begin

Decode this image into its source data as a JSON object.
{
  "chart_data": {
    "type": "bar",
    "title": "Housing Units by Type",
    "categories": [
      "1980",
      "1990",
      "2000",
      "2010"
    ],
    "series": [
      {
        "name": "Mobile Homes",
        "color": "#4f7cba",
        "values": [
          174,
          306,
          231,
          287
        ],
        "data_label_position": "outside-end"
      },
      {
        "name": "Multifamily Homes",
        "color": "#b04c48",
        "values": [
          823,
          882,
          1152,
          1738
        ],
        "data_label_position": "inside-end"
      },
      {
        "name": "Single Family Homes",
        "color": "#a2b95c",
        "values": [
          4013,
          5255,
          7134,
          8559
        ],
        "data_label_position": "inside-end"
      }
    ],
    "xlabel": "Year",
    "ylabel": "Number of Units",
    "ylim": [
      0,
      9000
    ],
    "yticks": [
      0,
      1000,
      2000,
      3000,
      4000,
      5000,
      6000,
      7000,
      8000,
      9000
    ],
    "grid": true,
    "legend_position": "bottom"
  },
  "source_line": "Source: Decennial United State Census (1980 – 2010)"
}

end

# [Work instructions]
Each line above must be printed exactly as it appears.

# [Final answer]
Decode this image into its source data as a JSON object.
{
  "chart_data": {
    "type": "bar",
    "title": "Housing Units by Type",
    "categories": [
      "1980",
      "1990",
      "2000",
      "2010"
    ],
    "series": [
      {
        "name": "Mobile Homes",
        "color": "#4f7cba",
        "values": [
          174,
          306,
          231,
          287
        ],
        "data_label_position": "outside-end"
      },
      {
        "name": "Multifamily Homes",
        "color": "#b04c48",
        "values": [
          823,
          882,
          1152,
          1738
        ],
        "data_label_position": "inside-end"
      },
      {
        "name": "Single Family Homes",
        "color": "#a2b95c",
        "values": [
          4013,
          5255,
          7134,
          8559
        ],
        "data_label_position": "inside-end"
      }
    ],
    "xlabel": "Year",
    "ylabel": "Number of Units",
    "ylim": [
      0,
      9000
    ],
    "yticks": [
      0,
      1000,
      2000,
      3000,
      4000,
      5000,
      6000,
      7000,
      8000,
      9000
    ],
    "grid": true,
    "legend_position": "bottom"
  },
  "source_line": "Source: Decennial United State Census (1980 – 2010)"
}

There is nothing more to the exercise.